WHAT YOU ARE ASKED TO DO:
The records that follow are to be repeated without alteration.

-- -- --

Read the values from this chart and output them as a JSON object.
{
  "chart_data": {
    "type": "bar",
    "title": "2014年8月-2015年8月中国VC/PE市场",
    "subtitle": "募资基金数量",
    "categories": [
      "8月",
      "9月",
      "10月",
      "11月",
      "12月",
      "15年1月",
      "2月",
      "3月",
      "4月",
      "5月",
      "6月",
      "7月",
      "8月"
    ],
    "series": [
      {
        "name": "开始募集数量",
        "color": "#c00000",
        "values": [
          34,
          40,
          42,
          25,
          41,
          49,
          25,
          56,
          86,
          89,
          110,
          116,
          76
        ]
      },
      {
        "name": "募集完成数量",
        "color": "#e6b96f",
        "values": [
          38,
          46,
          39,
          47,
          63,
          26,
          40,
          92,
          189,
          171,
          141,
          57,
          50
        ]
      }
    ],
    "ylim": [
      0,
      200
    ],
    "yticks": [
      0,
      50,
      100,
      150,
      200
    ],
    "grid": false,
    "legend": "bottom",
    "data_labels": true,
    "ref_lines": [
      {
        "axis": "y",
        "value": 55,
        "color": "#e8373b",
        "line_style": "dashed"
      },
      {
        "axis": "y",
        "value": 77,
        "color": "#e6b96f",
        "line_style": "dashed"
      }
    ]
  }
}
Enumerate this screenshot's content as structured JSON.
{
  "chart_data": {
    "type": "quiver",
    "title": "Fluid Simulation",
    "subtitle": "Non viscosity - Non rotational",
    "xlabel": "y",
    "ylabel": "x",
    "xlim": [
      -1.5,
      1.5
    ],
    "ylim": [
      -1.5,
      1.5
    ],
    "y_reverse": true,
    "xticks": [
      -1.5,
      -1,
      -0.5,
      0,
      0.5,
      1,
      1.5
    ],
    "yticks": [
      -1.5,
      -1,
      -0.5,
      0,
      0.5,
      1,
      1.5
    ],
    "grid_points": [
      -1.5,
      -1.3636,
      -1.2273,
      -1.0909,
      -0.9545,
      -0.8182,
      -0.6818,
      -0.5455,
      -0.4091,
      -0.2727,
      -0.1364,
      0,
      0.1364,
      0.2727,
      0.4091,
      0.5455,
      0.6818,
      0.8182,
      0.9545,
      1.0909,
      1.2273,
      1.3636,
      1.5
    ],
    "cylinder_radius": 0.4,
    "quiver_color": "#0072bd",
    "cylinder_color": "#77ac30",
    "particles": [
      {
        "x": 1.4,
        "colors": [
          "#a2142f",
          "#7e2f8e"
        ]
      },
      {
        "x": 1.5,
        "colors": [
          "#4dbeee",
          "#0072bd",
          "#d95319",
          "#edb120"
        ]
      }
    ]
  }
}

-- -- --

RESPONSE TO THIS EXERCISE:
Read the values from this chart and output them as a JSON object.
{
  "chart_data": {
    "type": "bar",
    "title": "2014年8月-2015年8月中国VC/PE市场",
    "subtitle": "募资基金数量",
    "categories": [
      "8月",
      "9月",
      "10月",
      "11月",
      "12月",
      "15年1月",
      "2月",
      "3月",
      "4月",
      "5月",
      "6月",
      "7月",
      "8月"
    ],
    "series": [
      {
        "name": "开始募集数量",
        "color": "#c00000",
        "values": [
          34,
          40,
          42,
          25,
          41,
          49,
          25,
          56,
          86,
          89,
          110,
          116,
          76
        ]
      },
      {
        "name": "募集完成数量",
        "color": "#e6b96f",
        "values": [
          38,
          46,
          39,
          47,
          63,
          26,
          40,
          92,
          189,
          171,
          141,
          57,
          50
        ]
      }
    ],
    "ylim": [
      0,
      200
    ],
    "yticks": [
      0,
      50,
      100,
      150,
      200
    ],
    "grid": false,
    "legend": "bottom",
    "data_labels": true,
    "ref_lines": [
      {
        "axis": "y",
        "value": 55,
        "color": "#e8373b",
        "line_style": "dashed"
      },
      {
        "axis": "y",
        "value": 77,
        "color": "#e6b96f",
        "line_style": "dashed"
      }
    ]
  }
}
Enumerate this screenshot's content as structured JSON.
{
  "chart_data": {
    "type": "quiver",
    "title": "Fluid Simulation",
    "subtitle": "Non viscosity - Non rotational",
    "xlabel": "y",
    "ylabel": "x",
    "xlim": [
      -1.5,
      1.5
    ],
    "ylim": [
      -1.5,
      1.5
    ],
    "y_reverse": true,
    "xticks": [
      -1.5,
      -1,
      -0.5,
      0,
      0.5,
      1,
      1.5
    ],
    "yticks": [
      -1.5,
      -1,
      -0.5,
      0,
      0.5,
      1,
      1.5
    ],
    "grid_points": [
      -1.5,
      -1.3636,
      -1.2273,
      -1.0909,
      -0.9545,
      -0.8182,
      -0.6818,
      -0.5455,
      -0.4091,
      -0.2727,
      -0.1364,
      0,
      0.1364,
      0.2727,
      0.4091,
      0.5455,
      0.6818,
      0.8182,
      0.9545,
      1.0909,
      1.2273,
      1.3636,
      1.5
    ],
    "cylinder_radius": 0.4,
    "quiver_color": "#0072bd",
    "cylinder_color": "#77ac30",
    "particles": [
      {
        "x": 1.4,
        "colors": [
          "#a2142f",
          "#7e2f8e"
        ]
      },
      {
        "x": 1.5,
        "colors": [
          "#4dbeee",
          "#0072bd",
          "#d95319",
          "#edb120"
        ]
      }
    ]
  }
}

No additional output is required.